Aufgabenstellung:
Was bietet die Straßenverkäuferin Maria laut dem Auszug über die Osterprozessionen in León an?

Auszug:

┌──

Allein ist er dabei nicht. Nicht nur bei der Prozession am Dienstagabend stehen dichtgedrängt Alte und Junge am Straßenrand, die Smartphones gezückt. Die Osterprozessionen sind Zuschauermagnete. Die Hotels in der Stadt seien ausgebucht, erzählt Manuel Ángel Fernández Díez. Der Präsident des Organisationsbüros der Semana Santa in León ist selbst Bracero.

Während sich der Zug langsam nähert, kommentiert die Menge die Hitze, die Blumen, die Musik, lacht, isst (Stichwort Chipstüte) oder dreht sich eine Zigarette - wie in einer Gruppe von fünf abseits stehenden Endzwanzigern zu beobachten. "Religiöse Gefühle haben wir nicht. Die Semana Santa ist mehr Tradition", sagen sie - und betonen, der Zug sei kein Spektaktel. Schließlich seien drei von ihnen schon selbst Teilnehmer gewesen. "Mein Großvater war Papón, mein Vater, meine Töchter, und ich", sagt auch Fernández Díez. Er erzählt von der Tradition in den Familien Leóns, die Züge der Karwoche seien Handlungen des Glaubens und der Kultur. Fernández Díez möchte die Semana Santa seiner Heimatstadt bekannter machen, auch im benachbarten Ausland. Schon jetzt gelten die Prozessionen in León neben denen von Sevilla oder Malaga als "international touristisch" interessant. "Hier kann jeder, der getauft ist, mitmachen", sagt der 49-Jährige. Die Zukunft sieht er gesichert, viele Kinder seien schon als kleine Papones dabei.

Vielen Zuschauern gefallen die Musik oder die Blumendekoration, glaubt auch Javier, nur eine Minderheit stehe am Zug aus religiösen Gründen. Dass manche Schaulustige das Ganze eher als Karnevalsumzug betrachten, störe ihn aber schon etwas. "Falta de respeto" sei das, mangelnder Respekt, wenn Schreie fallen, anstatt dass Stille herrscht.

Still ist Straßenverkäuferin Maria, als der Prozessionszug knapp vier Stunden später an ihr mit lauten Klängen vorbeizieht ("Mein Nachname? Mich kennen hier alle als die Maria der Mandeln"). Das Osterfest sei etwas Besonderes, auch ökonomisch gebe es mehr Umsätze, besonders durch auswärtige Besucher. Das Angebot der stillen Verkäuferin: gebratene Mandeln und süße Waffeln.

Javier hat am vergangenen Sonntag einen 800 Kilo schweren Paso mitgetragen. "Ich bin physisch müde", sagt er und reibt sich mit einem Lächeln die Schulter. "Aber spirituell bin ich erleichtert." 2018 werde er wieder dabei sein. "Jedes Jahr mehr."

└──

Datenauszüge:
┌──

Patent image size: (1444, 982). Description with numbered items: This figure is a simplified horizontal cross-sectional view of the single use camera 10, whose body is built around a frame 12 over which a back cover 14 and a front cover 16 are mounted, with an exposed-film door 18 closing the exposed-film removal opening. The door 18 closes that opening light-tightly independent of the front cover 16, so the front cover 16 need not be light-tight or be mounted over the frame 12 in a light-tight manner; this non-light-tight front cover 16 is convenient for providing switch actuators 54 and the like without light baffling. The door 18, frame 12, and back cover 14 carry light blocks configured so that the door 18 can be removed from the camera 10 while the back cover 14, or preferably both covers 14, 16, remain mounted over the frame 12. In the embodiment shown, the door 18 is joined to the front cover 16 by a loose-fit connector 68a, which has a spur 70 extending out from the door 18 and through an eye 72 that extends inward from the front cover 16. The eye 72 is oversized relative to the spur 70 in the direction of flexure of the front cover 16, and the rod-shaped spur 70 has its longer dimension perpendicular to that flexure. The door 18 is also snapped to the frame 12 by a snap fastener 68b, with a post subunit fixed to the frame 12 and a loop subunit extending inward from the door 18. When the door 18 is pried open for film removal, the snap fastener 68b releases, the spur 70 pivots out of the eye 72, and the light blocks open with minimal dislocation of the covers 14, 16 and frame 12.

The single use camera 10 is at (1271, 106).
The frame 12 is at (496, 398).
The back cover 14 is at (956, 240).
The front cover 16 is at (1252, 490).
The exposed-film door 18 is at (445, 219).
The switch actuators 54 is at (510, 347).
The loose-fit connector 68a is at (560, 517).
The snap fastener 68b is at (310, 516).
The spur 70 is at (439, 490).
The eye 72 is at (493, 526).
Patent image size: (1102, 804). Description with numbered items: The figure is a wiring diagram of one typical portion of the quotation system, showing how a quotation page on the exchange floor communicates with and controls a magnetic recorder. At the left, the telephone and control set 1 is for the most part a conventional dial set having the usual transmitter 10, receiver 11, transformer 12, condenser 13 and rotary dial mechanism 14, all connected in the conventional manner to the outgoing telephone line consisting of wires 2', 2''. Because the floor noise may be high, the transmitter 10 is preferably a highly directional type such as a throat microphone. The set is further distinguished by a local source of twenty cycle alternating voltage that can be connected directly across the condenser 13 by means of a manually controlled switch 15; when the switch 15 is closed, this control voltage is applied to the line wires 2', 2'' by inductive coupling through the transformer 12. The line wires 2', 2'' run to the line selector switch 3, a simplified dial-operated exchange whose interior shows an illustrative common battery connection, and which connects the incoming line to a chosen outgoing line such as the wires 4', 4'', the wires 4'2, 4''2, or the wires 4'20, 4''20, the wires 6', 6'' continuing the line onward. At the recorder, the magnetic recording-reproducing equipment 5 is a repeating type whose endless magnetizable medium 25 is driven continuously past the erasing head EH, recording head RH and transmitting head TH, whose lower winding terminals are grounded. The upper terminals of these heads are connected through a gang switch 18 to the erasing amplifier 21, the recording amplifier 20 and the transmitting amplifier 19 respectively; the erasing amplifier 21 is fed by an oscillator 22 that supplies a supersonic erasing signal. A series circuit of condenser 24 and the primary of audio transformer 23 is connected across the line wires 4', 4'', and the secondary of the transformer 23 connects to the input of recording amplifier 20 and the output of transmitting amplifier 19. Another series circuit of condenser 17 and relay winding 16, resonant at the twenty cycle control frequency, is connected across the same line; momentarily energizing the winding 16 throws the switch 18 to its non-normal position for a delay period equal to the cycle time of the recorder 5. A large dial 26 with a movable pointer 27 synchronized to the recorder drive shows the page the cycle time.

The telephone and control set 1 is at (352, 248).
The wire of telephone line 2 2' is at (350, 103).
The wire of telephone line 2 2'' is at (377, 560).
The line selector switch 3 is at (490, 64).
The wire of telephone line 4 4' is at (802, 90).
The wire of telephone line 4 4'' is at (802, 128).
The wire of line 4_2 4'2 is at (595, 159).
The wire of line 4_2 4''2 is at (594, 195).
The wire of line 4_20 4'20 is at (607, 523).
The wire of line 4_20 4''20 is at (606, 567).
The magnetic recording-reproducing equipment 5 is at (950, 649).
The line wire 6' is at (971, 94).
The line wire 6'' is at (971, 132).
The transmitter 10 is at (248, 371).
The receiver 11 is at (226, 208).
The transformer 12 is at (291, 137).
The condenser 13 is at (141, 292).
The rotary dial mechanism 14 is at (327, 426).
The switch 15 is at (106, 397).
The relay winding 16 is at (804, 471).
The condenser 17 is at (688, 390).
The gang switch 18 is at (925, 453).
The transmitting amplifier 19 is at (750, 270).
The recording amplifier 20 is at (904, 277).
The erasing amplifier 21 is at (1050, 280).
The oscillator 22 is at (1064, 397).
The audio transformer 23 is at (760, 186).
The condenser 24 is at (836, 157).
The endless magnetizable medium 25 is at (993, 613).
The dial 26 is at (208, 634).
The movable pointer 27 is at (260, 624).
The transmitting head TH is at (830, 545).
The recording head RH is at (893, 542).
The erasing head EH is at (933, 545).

└──

Lösung:
Gebratene Mandeln und süße Waffeln.